## Input records
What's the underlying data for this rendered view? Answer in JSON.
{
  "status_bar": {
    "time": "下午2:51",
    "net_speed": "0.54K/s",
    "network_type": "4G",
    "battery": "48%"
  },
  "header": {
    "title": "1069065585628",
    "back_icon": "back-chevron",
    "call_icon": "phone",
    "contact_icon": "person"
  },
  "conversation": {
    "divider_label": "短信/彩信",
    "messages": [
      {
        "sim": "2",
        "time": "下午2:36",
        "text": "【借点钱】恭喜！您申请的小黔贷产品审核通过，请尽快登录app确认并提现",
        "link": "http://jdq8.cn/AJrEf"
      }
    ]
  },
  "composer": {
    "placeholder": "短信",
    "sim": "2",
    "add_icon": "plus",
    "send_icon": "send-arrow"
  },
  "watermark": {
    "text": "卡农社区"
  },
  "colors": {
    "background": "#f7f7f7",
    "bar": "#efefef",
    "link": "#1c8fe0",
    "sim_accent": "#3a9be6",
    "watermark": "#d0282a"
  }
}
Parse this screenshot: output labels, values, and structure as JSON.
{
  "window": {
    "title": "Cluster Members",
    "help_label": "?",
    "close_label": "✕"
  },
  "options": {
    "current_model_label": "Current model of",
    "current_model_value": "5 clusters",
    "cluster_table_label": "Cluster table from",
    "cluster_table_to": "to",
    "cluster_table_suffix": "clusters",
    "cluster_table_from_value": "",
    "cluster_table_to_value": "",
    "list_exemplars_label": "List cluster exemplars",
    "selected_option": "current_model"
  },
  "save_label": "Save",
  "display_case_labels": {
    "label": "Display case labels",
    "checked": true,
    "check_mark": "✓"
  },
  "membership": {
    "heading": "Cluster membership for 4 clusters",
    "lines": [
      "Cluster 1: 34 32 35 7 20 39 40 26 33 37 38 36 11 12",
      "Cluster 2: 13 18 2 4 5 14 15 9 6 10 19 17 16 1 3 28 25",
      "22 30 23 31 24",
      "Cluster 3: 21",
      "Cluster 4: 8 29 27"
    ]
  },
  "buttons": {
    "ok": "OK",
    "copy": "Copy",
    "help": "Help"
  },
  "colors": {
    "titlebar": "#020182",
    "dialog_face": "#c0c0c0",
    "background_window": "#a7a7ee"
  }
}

## Job
Using the entries above, please restate each one word for word.

## Solution to the exercise
What's the underlying data for this rendered view? Answer in JSON.
{
  "status_bar": {
    "time": "下午2:51",
    "net_speed": "0.54K/s",
    "network_type": "4G",
    "battery": "48%"
  },
  "header": {
    "title": "1069065585628",
    "back_icon": "back-chevron",
    "call_icon": "phone",
    "contact_icon": "person"
  },
  "conversation": {
    "divider_label": "短信/彩信",
    "messages": [
      {
        "sim": "2",
        "time": "下午2:36",
        "text": "【借点钱】恭喜！您申请的小黔贷产品审核通过，请尽快登录app确认并提现",
        "link": "http://jdq8.cn/AJrEf"
      }
    ]
  },
  "composer": {
    "placeholder": "短信",
    "sim": "2",
    "add_icon": "plus",
    "send_icon": "send-arrow"
  },
  "watermark": {
    "text": "卡农社区"
  },
  "colors": {
    "background": "#f7f7f7",
    "bar": "#efefef",
    "link": "#1c8fe0",
    "sim_accent": "#3a9be6",
    "watermark": "#d0282a"
  }
}
Parse this screenshot: output labels, values, and structure as JSON.
{
  "window": {
    "title": "Cluster Members",
    "help_label": "?",
    "close_label": "✕"
  },
  "options": {
    "current_model_label": "Current model of",
    "current_model_value": "5 clusters",
    "cluster_table_label": "Cluster table from",
    "cluster_table_to": "to",
    "cluster_table_suffix": "clusters",
    "cluster_table_from_value": "",
    "cluster_table_to_value": "",
    "list_exemplars_label": "List cluster exemplars",
    "selected_option": "current_model"
  },
  "save_label": "Save",
  "display_case_labels": {
    "label": "Display case labels",
    "checked": true,
    "check_mark": "✓"
  },
  "membership": {
    "heading": "Cluster membership for 4 clusters",
    "lines": [
      "Cluster 1: 34 32 35 7 20 39 40 26 33 37 38 36 11 12",
      "Cluster 2: 13 18 2 4 5 14 15 9 6 10 19 17 16 1 3 28 25",
      "22 30 23 31 24",
      "Cluster 3: 21",
      "Cluster 4: 8 29 27"
    ]
  },
  "buttons": {
    "ok": "OK",
    "copy": "Copy",
    "help": "Help"
  },
  "colors": {
    "titlebar": "#020182",
    "dialog_face": "#c0c0c0",
    "background_window": "#a7a7ee"
  }
}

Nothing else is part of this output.